Repeat every line of the listing below exactly, minus the pictures.
begin DATASET ENTRIES
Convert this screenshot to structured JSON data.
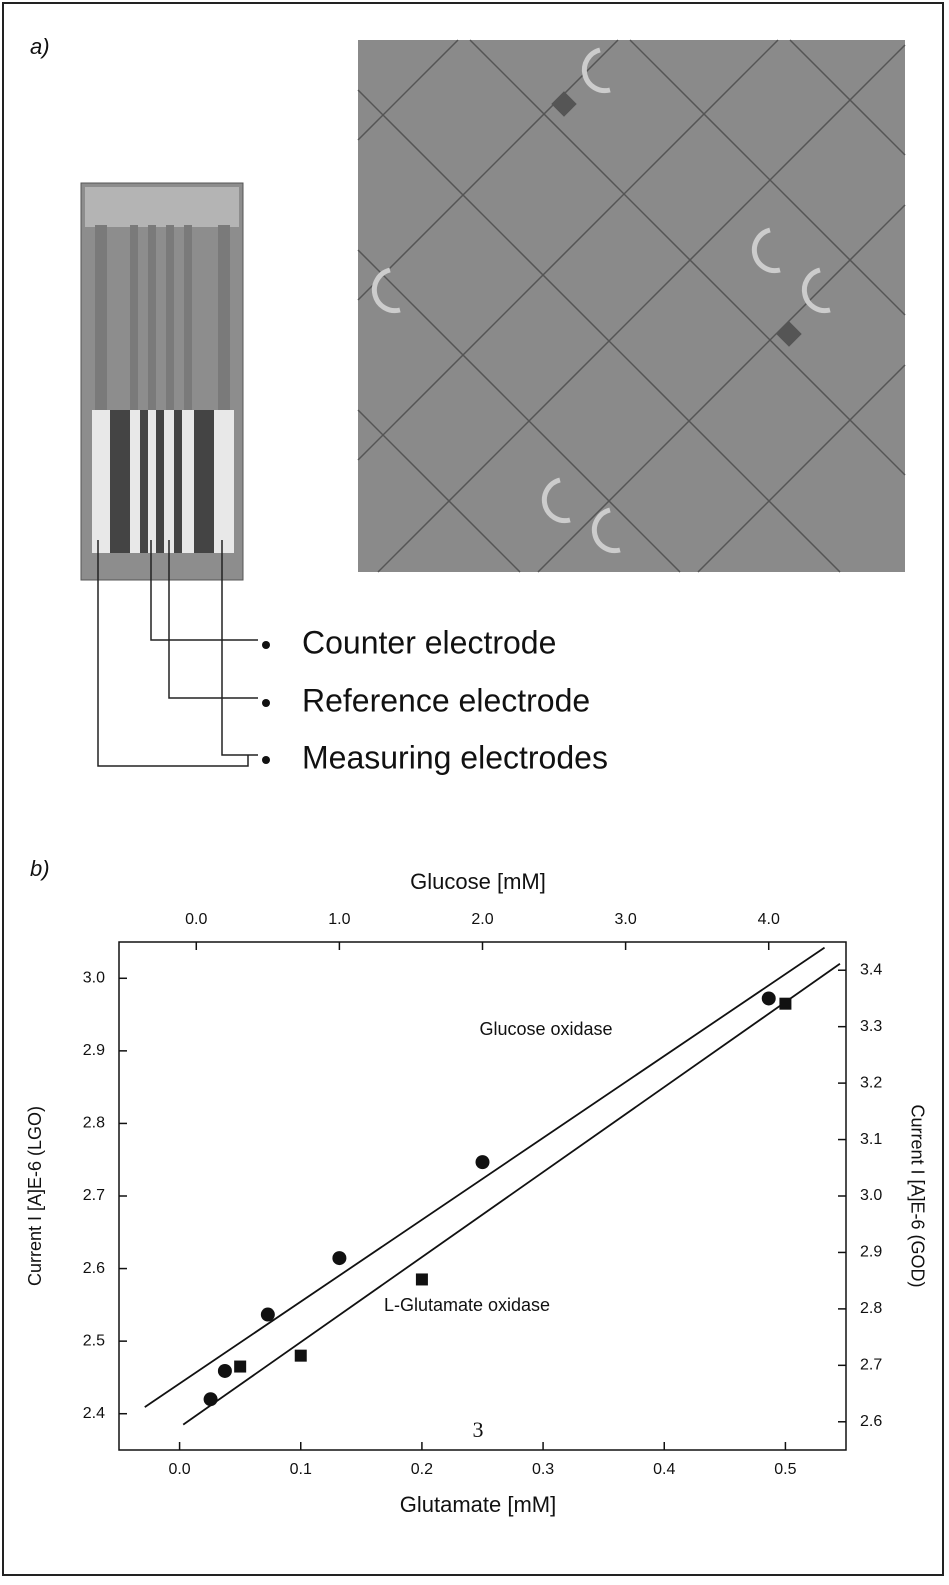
{
  "panel_a": {
    "label": "a)",
    "electrodes": [
      "Counter electrode",
      "Reference electrode",
      "Measuring electrodes"
    ]
  },
  "panel_b_label": "b)",
  "chart_data": {
    "type": "scatter",
    "x_label": "Glutamate [mM]",
    "x2_label": "Glucose [mM]",
    "y_label": "Current I [A]E-6 (LGO)",
    "y2_label": "Current I [A]E-6 (GOD)",
    "xlim": [
      -0.05,
      0.55
    ],
    "xticks": [
      {
        "value": 0,
        "label": "0.0"
      },
      0.1,
      0.2,
      0.3,
      0.4,
      0.5
    ],
    "x2lim": [
      -0.54,
      4.54
    ],
    "x2ticks": [
      {
        "value": 0,
        "label": "0.0"
      },
      {
        "value": 1,
        "label": "1.0"
      },
      {
        "value": 2,
        "label": "2.0"
      },
      {
        "value": 3,
        "label": "3.0"
      },
      {
        "value": 4,
        "label": "4.0"
      }
    ],
    "ylim": [
      2.35,
      3.05
    ],
    "yticks": [
      2.4,
      2.5,
      2.6,
      2.7,
      2.8,
      2.9,
      {
        "value": 3,
        "label": "3.0"
      }
    ],
    "y2lim": [
      2.55,
      3.45
    ],
    "y2ticks": [
      2.6,
      2.7,
      2.8,
      2.9,
      {
        "value": 3,
        "label": "3.0"
      },
      3.1,
      3.2,
      3.3,
      3.4
    ],
    "series": [
      {
        "name": "Glucose oxidase",
        "axis": "y2",
        "xaxis": "x2",
        "marker": "circle",
        "color": "#111111",
        "x": [
          0.1,
          0.2,
          0.5,
          1.0,
          2.0,
          4.0
        ],
        "values": [
          2.64,
          2.69,
          2.79,
          2.89,
          3.06,
          3.35
        ],
        "fit": {
          "x": [
            -0.36,
            4.39
          ],
          "values": [
            2.626,
            3.44
          ]
        }
      },
      {
        "name": "L-Glutamate oxidase",
        "axis": "y",
        "xaxis": "x",
        "marker": "square",
        "color": "#111111",
        "x": [
          0.05,
          0.1,
          0.2,
          0.5
        ],
        "values": [
          2.465,
          2.48,
          2.585,
          2.965
        ],
        "fit": {
          "x": [
            0.003,
            0.545
          ],
          "values": [
            2.385,
            3.02
          ]
        }
      }
    ]
  },
  "page_mark": "3"
}
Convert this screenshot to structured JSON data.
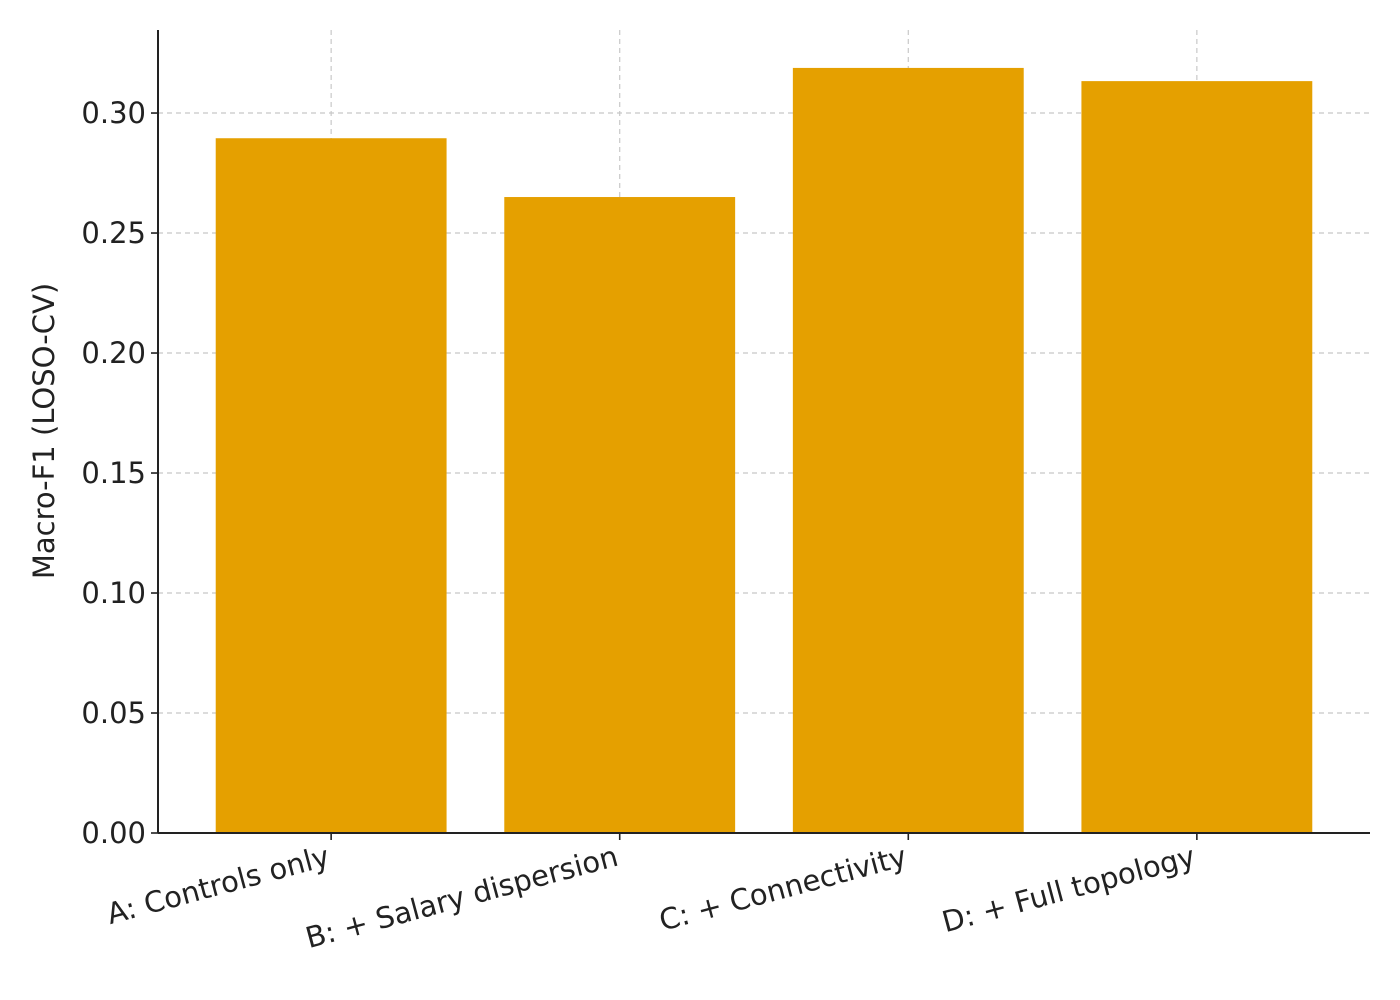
{
  "chart_data": {
    "type": "bar",
    "y_label": "Macro-F1 (LOSO-CV)",
    "categories": [
      "A: Controls only",
      "B: + Salary dispersion",
      "C: + Connectivity",
      "D: + Full topology"
    ],
    "values": [
      0.2895,
      0.265,
      0.3188,
      0.3133
    ],
    "color": "#e5a000",
    "ylim": [
      0,
      0.3346
    ],
    "yticks": [
      {
        "value": 0,
        "label": "0.00"
      },
      {
        "value": 0.05,
        "label": "0.05"
      },
      {
        "value": 0.1,
        "label": "0.10"
      },
      {
        "value": 0.15,
        "label": "0.15"
      },
      {
        "value": 0.2,
        "label": "0.20"
      },
      {
        "value": 0.25,
        "label": "0.25"
      },
      {
        "value": 0.3,
        "label": "0.30"
      }
    ],
    "grid": true
  }
}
end DATASET ENTRIES
*IN RESPONSE*.
Convert this screenshot to structured JSON data.
{
  "panel_a": {
    "label": "a)",
    "electrodes": [
      "Counter electrode",
      "Reference electrode",
      "Measuring electrodes"
    ]
  },
  "panel_b_label": "b)",
  "chart_data": {
    "type": "scatter",
    "x_label": "Glutamate [mM]",
    "x2_label": "Glucose [mM]",
    "y_label": "Current I [A]E-6 (LGO)",
    "y2_label": "Current I [A]E-6 (GOD)",
    "xlim": [
      -0.05,
      0.55
    ],
    "xticks": [
      {
        "value": 0,
        "label": "0.0"
      },
      0.1,
      0.2,
      0.3,
      0.4,
      0.5
    ],
    "x2lim": [
      -0.54,
      4.54
    ],
    "x2ticks": [
      {
        "value": 0,
        "label": "0.0"
      },
      {
        "value": 1,
        "label": "1.0"
      },
      {
        "value": 2,
        "label": "2.0"
      },
      {
        "value": 3,
        "label": "3.0"
      },
      {
        "value": 4,
        "label": "4.0"
      }
    ],
    "ylim": [
      2.35,
      3.05
    ],
    "yticks": [
      2.4,
      2.5,
      2.6,
      2.7,
      2.8,
      2.9,
      {
        "value": 3,
        "label": "3.0"
      }
    ],
    "y2lim": [
      2.55,
      3.45
    ],
    "y2ticks": [
      2.6,
      2.7,
      2.8,
      2.9,
      {
        "value": 3,
        "label": "3.0"
      },
      3.1,
      3.2,
      3.3,
      3.4
    ],
    "series": [
      {
        "name": "Glucose oxidase",
        "axis": "y2",
        "xaxis": "x2",
        "marker": "circle",
        "color": "#111111",
        "x": [
          0.1,
          0.2,
          0.5,
          1.0,
          2.0,
          4.0
        ],
        "values": [
          2.64,
          2.69,
          2.79,
          2.89,
          3.06,
          3.35
        ],
        "fit": {
          "x": [
            -0.36,
            4.39
          ],
          "values": [
            2.626,
            3.44
          ]
        }
      },
      {
        "name": "L-Glutamate oxidase",
        "axis": "y",
        "xaxis": "x",
        "marker": "square",
        "color": "#111111",
        "x": [
          0.05,
          0.1,
          0.2,
          0.5
        ],
        "values": [
          2.465,
          2.48,
          2.585,
          2.965
        ],
        "fit": {
          "x": [
            0.003,
            0.545
          ],
          "values": [
            2.385,
            3.02
          ]
        }
      }
    ]
  },
  "page_mark": "3"
}
Convert this screenshot to structured JSON data.
{
  "chart_data": {
    "type": "bar",
    "y_label": "Macro-F1 (LOSO-CV)",
    "categories": [
      "A: Controls only",
      "B: + Salary dispersion",
      "C: + Connectivity",
      "D: + Full topology"
    ],
    "values": [
      0.2895,
      0.265,
      0.3188,
      0.3133
    ],
    "color": "#e5a000",
    "ylim": [
      0,
      0.3346
    ],
    "yticks": [
      {
        "value": 0,
        "label": "0.00"
      },
      {
        "value": 0.05,
        "label": "0.05"
      },
      {
        "value": 0.1,
        "label": "0.10"
      },
      {
        "value": 0.15,
        "label": "0.15"
      },
      {
        "value": 0.2,
        "label": "0.20"
      },
      {
        "value": 0.25,
        "label": "0.25"
      },
      {
        "value": 0.3,
        "label": "0.30"
      }
    ],
    "grid": true
  }
}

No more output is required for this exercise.